### Data section:
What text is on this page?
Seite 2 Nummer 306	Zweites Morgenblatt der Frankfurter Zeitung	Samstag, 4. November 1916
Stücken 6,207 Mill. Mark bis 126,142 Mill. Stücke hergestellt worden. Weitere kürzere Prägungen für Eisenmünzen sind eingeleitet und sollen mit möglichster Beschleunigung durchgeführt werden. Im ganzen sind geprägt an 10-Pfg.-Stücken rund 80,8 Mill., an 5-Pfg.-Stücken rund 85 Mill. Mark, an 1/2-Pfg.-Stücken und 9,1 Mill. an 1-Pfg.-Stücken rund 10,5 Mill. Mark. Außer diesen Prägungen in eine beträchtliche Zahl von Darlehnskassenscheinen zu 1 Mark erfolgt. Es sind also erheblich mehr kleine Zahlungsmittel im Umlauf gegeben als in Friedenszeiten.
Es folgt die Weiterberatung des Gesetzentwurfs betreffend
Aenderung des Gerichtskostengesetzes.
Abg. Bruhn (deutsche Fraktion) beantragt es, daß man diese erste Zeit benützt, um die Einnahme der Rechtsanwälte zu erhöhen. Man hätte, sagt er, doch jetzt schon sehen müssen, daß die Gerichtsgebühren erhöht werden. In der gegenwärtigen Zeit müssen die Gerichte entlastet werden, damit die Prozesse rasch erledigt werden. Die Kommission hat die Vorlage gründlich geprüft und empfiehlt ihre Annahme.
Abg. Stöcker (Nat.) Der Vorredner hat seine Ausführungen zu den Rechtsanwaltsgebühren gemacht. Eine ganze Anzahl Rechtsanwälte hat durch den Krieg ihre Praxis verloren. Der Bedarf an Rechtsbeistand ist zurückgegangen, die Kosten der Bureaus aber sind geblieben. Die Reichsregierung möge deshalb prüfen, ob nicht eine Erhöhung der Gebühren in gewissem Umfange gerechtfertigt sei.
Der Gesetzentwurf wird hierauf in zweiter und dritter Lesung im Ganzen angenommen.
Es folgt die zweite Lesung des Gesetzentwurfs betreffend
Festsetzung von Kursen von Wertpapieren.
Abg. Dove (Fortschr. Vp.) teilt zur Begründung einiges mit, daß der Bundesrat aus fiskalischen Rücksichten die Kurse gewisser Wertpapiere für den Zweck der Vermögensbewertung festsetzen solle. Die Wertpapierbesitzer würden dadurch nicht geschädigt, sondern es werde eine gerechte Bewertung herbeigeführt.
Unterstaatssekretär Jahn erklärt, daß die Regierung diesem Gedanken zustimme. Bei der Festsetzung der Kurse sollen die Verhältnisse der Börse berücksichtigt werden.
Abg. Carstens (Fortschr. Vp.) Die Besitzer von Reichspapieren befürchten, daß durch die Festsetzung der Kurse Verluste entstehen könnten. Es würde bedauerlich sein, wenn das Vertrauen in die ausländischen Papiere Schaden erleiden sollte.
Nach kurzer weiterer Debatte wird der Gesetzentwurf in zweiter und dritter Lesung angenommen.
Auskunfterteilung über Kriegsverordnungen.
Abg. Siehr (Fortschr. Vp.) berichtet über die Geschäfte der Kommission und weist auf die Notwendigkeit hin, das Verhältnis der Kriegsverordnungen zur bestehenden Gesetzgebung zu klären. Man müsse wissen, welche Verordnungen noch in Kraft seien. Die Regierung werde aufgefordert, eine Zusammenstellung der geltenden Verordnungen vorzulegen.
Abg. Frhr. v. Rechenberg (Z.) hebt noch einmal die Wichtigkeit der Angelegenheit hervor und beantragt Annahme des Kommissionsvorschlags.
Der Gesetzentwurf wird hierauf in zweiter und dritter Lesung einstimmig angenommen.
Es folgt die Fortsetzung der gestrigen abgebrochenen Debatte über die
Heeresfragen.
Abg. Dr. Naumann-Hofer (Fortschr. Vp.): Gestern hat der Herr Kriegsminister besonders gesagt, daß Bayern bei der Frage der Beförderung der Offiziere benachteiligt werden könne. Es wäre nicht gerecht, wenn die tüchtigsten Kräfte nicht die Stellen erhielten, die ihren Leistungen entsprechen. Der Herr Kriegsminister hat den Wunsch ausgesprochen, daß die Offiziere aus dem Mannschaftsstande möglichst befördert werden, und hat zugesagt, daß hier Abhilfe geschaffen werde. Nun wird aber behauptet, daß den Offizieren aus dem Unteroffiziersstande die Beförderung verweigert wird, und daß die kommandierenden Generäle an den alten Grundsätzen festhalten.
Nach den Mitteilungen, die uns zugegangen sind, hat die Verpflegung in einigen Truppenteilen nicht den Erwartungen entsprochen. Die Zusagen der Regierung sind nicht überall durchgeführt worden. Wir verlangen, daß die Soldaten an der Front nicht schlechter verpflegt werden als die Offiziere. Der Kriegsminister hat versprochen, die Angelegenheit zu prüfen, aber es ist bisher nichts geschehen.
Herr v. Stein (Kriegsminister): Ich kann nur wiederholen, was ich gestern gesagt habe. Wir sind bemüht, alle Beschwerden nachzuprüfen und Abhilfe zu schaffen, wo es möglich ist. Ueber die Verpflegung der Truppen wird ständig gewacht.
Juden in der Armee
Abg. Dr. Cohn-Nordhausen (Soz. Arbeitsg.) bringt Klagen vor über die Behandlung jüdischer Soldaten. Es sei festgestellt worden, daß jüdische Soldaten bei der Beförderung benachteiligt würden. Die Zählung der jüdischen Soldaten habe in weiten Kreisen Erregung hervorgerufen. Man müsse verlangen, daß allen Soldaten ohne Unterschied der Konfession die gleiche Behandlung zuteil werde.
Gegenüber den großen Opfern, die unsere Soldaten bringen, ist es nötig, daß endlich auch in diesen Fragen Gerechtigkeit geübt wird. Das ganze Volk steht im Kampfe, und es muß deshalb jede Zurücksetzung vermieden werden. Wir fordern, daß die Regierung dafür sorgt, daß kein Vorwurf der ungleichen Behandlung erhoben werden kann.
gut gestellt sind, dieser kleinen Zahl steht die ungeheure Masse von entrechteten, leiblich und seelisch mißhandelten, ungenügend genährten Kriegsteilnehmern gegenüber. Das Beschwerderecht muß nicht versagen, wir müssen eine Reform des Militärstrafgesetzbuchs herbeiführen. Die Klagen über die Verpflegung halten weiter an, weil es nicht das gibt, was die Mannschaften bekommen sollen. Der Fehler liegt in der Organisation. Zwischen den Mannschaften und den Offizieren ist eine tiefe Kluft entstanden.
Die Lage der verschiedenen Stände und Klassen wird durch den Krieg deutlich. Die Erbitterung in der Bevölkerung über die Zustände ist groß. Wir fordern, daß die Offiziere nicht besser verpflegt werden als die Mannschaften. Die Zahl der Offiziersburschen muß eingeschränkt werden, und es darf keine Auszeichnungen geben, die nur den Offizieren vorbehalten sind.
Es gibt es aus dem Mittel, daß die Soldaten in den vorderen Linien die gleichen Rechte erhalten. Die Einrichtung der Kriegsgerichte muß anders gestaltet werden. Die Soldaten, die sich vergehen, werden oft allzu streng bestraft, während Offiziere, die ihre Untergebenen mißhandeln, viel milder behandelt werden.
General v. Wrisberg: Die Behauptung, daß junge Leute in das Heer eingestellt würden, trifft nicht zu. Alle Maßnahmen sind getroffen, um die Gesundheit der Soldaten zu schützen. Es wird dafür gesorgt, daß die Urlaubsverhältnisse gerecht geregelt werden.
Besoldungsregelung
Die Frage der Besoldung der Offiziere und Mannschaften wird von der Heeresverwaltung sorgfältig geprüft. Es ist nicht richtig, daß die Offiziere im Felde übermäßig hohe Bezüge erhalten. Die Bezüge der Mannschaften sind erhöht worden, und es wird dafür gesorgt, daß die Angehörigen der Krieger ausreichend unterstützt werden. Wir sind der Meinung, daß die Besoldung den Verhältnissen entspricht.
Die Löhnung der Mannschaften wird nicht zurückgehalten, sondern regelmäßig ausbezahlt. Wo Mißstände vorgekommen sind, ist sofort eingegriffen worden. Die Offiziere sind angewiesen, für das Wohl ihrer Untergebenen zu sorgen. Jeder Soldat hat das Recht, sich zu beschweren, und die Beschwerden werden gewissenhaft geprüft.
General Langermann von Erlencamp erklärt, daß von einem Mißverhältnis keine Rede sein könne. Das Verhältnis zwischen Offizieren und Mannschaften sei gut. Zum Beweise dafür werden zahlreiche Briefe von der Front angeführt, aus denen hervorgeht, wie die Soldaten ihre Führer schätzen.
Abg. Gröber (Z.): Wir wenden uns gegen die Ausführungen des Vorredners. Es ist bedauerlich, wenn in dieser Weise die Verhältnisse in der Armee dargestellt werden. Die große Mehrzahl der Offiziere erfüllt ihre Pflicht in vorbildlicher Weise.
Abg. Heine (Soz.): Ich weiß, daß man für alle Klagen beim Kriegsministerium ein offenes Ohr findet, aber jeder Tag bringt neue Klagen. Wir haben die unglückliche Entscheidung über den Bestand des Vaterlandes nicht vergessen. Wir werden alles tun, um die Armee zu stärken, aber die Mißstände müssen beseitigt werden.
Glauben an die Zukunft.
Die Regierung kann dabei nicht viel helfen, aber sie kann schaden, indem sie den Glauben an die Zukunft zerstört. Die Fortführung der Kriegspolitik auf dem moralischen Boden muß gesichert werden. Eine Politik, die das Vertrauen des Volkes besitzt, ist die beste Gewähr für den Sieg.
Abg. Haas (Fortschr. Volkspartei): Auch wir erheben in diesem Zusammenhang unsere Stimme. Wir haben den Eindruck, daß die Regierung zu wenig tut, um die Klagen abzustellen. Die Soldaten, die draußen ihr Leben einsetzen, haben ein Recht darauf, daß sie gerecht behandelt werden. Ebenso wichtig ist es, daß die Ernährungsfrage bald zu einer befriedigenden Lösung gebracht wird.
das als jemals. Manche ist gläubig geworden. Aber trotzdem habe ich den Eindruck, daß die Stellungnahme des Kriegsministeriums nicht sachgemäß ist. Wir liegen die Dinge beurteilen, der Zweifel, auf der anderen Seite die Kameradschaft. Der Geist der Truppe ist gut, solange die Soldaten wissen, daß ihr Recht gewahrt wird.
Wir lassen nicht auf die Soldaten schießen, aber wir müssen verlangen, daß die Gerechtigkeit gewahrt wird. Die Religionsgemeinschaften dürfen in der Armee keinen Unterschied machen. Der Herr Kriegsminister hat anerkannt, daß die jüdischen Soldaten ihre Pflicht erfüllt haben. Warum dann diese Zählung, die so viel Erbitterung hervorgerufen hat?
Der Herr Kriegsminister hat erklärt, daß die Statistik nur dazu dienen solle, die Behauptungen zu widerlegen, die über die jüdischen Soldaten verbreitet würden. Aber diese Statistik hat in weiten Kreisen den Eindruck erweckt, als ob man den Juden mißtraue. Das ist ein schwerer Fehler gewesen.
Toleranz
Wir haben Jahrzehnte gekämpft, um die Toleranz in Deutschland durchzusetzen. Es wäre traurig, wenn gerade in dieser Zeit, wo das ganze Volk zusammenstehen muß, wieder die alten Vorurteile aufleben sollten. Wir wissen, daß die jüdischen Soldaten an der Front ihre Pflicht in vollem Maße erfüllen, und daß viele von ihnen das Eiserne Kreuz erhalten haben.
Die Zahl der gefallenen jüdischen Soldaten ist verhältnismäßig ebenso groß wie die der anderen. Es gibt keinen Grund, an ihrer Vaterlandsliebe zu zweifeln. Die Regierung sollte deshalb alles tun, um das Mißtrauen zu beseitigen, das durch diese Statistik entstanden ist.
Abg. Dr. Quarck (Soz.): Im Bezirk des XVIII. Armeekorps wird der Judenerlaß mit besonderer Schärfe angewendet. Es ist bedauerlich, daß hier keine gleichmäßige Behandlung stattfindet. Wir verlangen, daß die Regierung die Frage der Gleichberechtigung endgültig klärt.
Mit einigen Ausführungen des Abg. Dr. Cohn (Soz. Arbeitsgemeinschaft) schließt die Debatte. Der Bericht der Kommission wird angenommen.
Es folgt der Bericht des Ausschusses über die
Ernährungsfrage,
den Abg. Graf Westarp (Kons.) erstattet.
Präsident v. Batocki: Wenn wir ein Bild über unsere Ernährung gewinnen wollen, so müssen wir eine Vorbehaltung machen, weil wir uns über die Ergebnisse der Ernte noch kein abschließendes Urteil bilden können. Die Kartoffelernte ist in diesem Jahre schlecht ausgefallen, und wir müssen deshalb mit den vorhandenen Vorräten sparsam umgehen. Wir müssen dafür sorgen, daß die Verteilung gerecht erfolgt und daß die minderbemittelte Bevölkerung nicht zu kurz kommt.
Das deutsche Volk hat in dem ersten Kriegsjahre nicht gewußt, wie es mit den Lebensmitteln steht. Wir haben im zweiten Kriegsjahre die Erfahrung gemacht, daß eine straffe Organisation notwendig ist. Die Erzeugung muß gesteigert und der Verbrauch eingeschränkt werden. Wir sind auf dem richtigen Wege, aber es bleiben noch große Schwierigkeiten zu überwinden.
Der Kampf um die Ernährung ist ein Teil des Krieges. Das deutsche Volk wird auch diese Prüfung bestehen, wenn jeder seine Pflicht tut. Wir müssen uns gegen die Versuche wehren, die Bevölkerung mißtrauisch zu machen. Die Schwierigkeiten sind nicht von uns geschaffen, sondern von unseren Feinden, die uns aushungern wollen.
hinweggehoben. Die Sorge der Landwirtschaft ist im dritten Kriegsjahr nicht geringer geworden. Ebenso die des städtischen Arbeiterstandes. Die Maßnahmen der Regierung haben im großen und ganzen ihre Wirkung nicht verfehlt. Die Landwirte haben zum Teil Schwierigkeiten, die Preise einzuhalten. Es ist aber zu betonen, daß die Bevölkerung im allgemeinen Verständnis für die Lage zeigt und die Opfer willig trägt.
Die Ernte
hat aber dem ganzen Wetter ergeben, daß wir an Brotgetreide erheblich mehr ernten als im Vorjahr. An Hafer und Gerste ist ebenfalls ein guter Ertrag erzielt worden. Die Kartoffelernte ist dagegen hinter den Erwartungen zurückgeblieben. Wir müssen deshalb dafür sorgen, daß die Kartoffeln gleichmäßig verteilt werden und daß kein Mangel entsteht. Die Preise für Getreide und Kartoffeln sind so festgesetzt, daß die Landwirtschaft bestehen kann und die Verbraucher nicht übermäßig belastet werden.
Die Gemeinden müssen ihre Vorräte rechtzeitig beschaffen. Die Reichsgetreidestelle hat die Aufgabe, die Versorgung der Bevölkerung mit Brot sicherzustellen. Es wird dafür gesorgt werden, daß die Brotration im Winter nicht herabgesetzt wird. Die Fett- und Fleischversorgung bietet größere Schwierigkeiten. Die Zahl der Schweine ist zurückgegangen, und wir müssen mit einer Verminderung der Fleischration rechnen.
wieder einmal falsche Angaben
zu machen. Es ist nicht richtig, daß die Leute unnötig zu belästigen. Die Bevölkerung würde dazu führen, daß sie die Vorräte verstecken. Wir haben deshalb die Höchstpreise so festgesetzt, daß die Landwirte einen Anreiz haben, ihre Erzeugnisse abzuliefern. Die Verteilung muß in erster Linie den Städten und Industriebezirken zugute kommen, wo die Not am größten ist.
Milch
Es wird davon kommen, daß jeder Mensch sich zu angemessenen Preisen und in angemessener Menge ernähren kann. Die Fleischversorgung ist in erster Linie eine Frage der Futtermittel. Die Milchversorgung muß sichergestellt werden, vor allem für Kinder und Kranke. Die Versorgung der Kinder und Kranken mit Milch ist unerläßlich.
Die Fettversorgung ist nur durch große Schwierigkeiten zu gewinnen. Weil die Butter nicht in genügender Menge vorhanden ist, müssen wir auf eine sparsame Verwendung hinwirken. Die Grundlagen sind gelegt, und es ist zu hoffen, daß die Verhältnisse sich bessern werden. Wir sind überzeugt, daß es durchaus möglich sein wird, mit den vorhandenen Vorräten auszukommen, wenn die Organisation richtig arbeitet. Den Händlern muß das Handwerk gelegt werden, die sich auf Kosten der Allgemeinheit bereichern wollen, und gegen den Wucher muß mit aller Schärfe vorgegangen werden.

### Exercise objective:
Show every line above where "geschaffen" is found.

### Exercise output:
Abg. Dr. Naumann-Hofer (Fortschr. Vp.): Gestern hat der Herr Kriegsminister besonders gesagt, daß Bayern bei der Frage der Beförderung der Offiziere benachteiligt werden könne. Es wäre nicht gerecht, wenn die tüchtigsten Kräfte nicht die Stellen erhielten, die ihren Leistungen entsprechen. Der Herr Kriegsminister hat den Wunsch ausgesprochen, daß die Offiziere aus dem Mannschaftsstande möglichst befördert werden, und hat zugesagt, daß hier Abhilfe geschaffen werde. Nun wird aber behauptet, daß den Offizieren aus dem Unteroffiziersstande die Beförderung verweigert wird, und daß die kommandierenden Generäle an den alten Grundsätzen festhalten.
Der Kampf um die Ernährung ist ein Teil des Krieges. Das deutsche Volk wird auch diese Prüfung bestehen, wenn jeder seine Pflicht tut. Wir müssen uns gegen die Versuche wehren, die Bevölkerung mißtrauisch zu machen. Die Schwierigkeiten sind nicht von uns geschaffen, sondern von unseren Feinden, die uns aushungern wollen.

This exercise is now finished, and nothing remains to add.